Que vuelva el "blog personal" (por favor)

Este fin de semana fuimos a otra pop up storeSlowRevolution de Federica and Co

Es curioso como todos estos mercadillos han homogeneizado el estilo y venden los mismos objetos que, aunque monos, al final resultan insulsos a fuerza de verlos.

De este tipo, perfil inventariado, como diría Houellebecq, de mercadillo instagrameable, falsamente hipster (por la propia definición de hipster que, por cierto, he tenido que buscar en Wikipedia) se descuelga un poco, por ser un pelín cutre pero mucho más auténtico en su propia cutrez, el Mercadillo del Gato, en el antiguo Casino Militar de la Gran Vía.

Estos últimos días me he sorprendido a mí misma fotografiando espacios cuquis muy alocadamente, compartiendo en Tuiter recomendaciones sobre restaurantes, tabernas, cafés o bares como si mi opinión valiera algo para gente que no me conoce de nada y, en definitiva, comportándome en las redes de un modo que no puedo asegurar que no reproduzca en el futuro pero que, en resumen, hace que me sienta un poco abochornadita.

Lo único que he sacado de todo ello es la ilusión de estar haciendo muchas cosas muy molonas y un par de retuits.

Como ya comenté hace unos meses, mi impresión es que últimamente han proliferado esos blogs y artículos de los que hablaba entonces, inevitablemente "vendevidas". Con ellos pasa un poco como con las pop up store y con los tuits y retuits: Da la sensación de que, visto uno, vistos todos (salvo, quizás, en casos excepcionales de escritores especialmente carismáticos).

Sin embargo, hace poco he descubierto un blog que me ha encantado por genuino, porque está muy bien escrito y porque es exactamente el blog que yo estaba echando de menos: El auténtico, el primigenio, el blog personal.

Este blog maravillo es el de Lili y el Mundo y, aunque el diseño puede no ser el más minimalista ni los temas los más sesudos, aunque no recomiende restaurantes de moda ni viajes de ensueño, os aseguro que es de lo mejorcito que he leído en Internet últimamente.

## Los datos:
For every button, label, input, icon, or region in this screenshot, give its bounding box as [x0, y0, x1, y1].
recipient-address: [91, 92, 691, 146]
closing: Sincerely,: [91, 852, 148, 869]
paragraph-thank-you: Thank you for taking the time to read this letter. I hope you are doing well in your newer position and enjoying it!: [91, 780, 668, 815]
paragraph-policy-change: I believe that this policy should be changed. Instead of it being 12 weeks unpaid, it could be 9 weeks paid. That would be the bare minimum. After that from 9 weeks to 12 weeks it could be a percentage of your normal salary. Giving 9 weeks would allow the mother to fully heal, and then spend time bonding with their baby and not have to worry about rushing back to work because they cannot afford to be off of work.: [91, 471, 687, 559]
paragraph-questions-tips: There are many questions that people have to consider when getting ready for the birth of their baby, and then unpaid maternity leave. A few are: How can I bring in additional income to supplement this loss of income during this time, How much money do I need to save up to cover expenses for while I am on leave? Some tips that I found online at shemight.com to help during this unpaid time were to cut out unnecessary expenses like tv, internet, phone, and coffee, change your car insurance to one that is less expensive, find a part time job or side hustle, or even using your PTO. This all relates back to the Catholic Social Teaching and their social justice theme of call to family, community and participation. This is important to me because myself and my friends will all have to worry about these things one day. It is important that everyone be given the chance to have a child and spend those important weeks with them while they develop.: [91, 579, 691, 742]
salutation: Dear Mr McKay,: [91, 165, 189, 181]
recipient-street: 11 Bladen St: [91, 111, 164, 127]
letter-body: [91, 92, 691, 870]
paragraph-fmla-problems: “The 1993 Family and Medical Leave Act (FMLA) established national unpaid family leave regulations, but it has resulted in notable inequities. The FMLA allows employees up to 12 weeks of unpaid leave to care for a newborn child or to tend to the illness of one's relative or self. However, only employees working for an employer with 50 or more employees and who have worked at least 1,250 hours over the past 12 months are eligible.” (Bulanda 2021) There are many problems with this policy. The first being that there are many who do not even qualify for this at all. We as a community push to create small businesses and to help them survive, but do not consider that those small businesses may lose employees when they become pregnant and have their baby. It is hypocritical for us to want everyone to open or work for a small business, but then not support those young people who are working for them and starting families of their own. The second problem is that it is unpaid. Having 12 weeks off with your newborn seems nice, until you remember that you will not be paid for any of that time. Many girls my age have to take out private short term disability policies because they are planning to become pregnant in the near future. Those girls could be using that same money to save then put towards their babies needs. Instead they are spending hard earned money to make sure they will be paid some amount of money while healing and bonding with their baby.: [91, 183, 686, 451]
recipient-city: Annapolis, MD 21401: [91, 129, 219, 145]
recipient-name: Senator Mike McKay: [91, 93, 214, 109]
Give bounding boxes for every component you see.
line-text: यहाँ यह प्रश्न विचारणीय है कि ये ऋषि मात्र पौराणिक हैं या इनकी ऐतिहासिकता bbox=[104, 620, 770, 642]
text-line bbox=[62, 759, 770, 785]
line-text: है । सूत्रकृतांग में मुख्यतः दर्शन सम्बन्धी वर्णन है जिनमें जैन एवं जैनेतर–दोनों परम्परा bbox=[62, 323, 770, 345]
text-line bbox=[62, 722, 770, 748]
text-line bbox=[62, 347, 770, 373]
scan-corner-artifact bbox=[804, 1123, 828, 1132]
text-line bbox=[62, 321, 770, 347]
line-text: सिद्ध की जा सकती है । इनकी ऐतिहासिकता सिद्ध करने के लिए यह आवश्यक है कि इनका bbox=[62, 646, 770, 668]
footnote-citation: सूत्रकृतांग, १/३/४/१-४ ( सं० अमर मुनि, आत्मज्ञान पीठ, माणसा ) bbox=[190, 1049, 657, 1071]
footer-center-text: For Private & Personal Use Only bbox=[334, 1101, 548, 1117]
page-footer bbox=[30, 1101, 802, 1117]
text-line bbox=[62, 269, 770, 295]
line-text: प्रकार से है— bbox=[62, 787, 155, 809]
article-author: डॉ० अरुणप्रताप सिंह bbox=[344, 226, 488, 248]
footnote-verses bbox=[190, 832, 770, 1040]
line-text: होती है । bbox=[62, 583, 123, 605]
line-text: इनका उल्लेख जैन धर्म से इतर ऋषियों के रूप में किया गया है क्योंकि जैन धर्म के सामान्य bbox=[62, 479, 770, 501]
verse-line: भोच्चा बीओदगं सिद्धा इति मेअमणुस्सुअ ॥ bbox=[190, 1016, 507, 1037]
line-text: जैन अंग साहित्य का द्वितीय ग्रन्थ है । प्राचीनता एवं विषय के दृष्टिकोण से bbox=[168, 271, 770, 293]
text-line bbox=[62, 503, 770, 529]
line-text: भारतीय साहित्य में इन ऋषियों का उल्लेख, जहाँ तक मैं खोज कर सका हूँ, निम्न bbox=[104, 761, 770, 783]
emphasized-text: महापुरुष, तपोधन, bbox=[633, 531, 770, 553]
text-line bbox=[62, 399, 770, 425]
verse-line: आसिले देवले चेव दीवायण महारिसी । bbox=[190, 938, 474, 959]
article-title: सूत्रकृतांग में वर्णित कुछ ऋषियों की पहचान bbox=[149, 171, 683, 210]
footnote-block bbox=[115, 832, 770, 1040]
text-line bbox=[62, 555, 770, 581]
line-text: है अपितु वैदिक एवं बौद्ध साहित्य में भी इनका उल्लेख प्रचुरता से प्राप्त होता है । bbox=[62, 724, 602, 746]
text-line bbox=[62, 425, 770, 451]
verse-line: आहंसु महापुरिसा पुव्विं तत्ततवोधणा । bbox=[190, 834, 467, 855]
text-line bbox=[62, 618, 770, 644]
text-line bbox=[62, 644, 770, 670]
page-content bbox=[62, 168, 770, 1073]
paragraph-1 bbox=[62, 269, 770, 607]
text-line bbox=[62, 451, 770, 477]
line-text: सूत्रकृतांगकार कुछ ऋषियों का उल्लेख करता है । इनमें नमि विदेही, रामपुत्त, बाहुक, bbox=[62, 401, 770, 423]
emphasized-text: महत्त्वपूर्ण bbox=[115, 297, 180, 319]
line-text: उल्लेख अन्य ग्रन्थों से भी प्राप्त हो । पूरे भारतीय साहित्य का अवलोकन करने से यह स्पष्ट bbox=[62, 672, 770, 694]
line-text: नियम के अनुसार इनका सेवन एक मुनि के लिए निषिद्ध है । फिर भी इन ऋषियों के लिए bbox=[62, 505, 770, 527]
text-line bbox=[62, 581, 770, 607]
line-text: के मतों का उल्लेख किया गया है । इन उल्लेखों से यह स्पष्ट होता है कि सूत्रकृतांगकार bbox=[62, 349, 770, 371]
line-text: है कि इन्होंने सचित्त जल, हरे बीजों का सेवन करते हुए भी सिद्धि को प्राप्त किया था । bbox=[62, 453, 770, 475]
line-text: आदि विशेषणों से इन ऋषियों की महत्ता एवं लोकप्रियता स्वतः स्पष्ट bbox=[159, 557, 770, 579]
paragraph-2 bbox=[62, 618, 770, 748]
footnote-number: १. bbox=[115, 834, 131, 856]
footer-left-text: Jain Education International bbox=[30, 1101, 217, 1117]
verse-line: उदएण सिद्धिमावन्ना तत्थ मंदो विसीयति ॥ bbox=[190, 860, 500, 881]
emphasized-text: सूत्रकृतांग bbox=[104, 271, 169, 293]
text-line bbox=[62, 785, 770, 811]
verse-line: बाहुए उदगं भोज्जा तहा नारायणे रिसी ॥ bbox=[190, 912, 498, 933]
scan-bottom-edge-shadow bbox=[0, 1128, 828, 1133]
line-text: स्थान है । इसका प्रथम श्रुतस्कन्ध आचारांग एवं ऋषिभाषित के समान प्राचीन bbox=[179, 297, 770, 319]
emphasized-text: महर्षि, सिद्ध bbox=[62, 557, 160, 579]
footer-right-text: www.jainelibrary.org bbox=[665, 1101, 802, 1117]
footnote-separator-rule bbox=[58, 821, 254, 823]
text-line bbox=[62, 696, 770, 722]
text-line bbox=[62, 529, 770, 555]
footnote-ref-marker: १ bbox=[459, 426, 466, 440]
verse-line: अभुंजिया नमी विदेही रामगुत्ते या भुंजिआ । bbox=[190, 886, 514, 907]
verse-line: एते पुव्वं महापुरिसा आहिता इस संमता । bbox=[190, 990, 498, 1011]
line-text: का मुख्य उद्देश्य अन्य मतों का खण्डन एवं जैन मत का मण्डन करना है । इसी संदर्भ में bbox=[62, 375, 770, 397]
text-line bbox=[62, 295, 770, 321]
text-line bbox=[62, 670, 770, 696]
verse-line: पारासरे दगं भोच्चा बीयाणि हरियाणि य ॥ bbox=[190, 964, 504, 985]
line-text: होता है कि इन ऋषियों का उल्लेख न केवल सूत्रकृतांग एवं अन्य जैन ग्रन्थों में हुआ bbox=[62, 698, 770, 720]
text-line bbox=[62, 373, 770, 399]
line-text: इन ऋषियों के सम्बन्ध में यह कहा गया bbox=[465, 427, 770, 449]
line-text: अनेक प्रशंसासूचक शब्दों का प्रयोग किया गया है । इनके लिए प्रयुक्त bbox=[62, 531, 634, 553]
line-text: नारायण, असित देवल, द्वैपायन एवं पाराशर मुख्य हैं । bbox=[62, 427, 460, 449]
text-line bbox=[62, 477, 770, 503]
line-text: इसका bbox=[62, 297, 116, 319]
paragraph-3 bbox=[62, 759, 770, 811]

## Objetivo del ejercicio:
Por favor, continúa la entrada sobre el blog personal a partir de su última oración.

## Resultado del ejercicio:
Lili escribe bien, en el sentido de correctamente, con sus signos de puntuación, sus tildes y sus cosas (y, creedme, eso ya es mucho). Lili escribe divertido, sin pretensiones ni ínfulas antipáticas. Lili es graciosa, pero sin maldades ni rencores, y hace gala de lo que Elvira Lindo decía que tenía que ser el humor en aquel artículo en el que hablaba de Jabois (y que voy a volver a citar porque es estupendo):

"Los que piensan que el humor reside en la capacidad de mofarse del contrario no saben que quien lleva escrita la ironía en el código genético (que es donde tiene que estar escrita) suele entregarse desarmado ante el lector y mostrarle, en una desvalida desnudez, sus cicatrices infantiles, sus manías, todo un catálogo de imperfecciones para someterlas a la risa ajena. [...] La malevolencia española nos atrasa: es autoindulgente, solo disfruta del defecto ajeno, no mide la crueldad, y jamás llega a la esencia del humor moderno, esa en la que el cronista, antes de disparar al prójimo ha de pegarse un tiro en el pie, para recordarse a sí mismo que, cuando te atacan, duele."

El blog de Lili es el blog que me apetece leer cuando vuelvo del trabajo. Saber qué fue de los pantalones naranjas de pana de JC. Que me cuente los últimos desvaríos de su madre, la simpática feminazi tuitera, y las vicisitudes creativas de su padre. Es como Bridget Jones, pero mejor (y más después del último libro).

Lili es todos nosotros, con su vida azarosa y sus problemas, aunque siempre vistos desde una perspectiva amable. No quiere venderle nada a nadie, no lo necesita. Le basta con escribir bien y escribir de lo que le apetece. Resulta una refrescante novedad.